### [Directions for this task]
Scan the records below for lines with the word "éviter", then state how many you find and nothing else.
== Task input
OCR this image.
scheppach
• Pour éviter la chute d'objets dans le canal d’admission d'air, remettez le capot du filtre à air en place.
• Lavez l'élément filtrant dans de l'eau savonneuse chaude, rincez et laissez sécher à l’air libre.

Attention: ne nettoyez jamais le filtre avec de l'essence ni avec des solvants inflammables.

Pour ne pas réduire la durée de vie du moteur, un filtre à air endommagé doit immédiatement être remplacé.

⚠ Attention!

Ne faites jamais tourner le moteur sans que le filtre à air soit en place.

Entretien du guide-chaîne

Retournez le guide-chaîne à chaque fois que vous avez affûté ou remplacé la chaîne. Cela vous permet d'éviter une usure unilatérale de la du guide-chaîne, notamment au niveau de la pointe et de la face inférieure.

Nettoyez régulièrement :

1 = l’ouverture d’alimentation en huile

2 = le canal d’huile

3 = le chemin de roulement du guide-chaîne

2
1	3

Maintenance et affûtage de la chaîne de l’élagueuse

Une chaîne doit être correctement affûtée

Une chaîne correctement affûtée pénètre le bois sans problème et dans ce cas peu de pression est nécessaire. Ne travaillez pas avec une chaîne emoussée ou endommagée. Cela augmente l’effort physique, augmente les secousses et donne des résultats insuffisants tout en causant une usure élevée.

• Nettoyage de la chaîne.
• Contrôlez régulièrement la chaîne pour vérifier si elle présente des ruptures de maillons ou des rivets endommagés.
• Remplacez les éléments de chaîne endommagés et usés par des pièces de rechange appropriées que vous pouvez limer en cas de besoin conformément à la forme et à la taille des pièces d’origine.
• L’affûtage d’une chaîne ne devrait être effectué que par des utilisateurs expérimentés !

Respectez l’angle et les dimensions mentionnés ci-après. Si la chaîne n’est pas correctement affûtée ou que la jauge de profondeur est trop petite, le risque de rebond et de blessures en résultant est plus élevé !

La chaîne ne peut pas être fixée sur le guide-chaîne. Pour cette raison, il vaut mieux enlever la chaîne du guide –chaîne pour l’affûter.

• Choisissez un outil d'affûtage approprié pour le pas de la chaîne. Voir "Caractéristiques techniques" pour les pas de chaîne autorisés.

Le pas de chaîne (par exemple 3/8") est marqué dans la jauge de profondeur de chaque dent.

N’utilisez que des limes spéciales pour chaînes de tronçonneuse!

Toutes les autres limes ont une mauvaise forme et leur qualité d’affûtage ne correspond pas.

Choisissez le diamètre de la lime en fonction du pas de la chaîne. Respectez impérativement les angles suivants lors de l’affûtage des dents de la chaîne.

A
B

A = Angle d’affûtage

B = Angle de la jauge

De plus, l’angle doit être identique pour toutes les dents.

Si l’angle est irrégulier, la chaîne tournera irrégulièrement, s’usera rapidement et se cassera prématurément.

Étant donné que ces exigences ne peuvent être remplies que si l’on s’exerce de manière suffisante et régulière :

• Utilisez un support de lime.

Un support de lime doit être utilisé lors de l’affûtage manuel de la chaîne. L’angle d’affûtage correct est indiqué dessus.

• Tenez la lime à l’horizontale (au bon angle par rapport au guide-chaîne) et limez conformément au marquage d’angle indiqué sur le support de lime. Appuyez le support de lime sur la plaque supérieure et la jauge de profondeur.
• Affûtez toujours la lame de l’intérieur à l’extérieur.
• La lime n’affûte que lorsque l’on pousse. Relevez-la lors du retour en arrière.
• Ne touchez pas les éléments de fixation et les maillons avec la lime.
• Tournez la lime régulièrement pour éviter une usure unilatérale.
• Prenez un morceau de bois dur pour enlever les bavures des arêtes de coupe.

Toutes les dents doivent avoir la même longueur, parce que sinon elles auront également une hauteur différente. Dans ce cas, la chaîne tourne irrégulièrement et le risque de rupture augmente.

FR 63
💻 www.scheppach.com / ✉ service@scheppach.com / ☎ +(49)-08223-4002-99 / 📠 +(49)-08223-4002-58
====
### [Result for this task]
3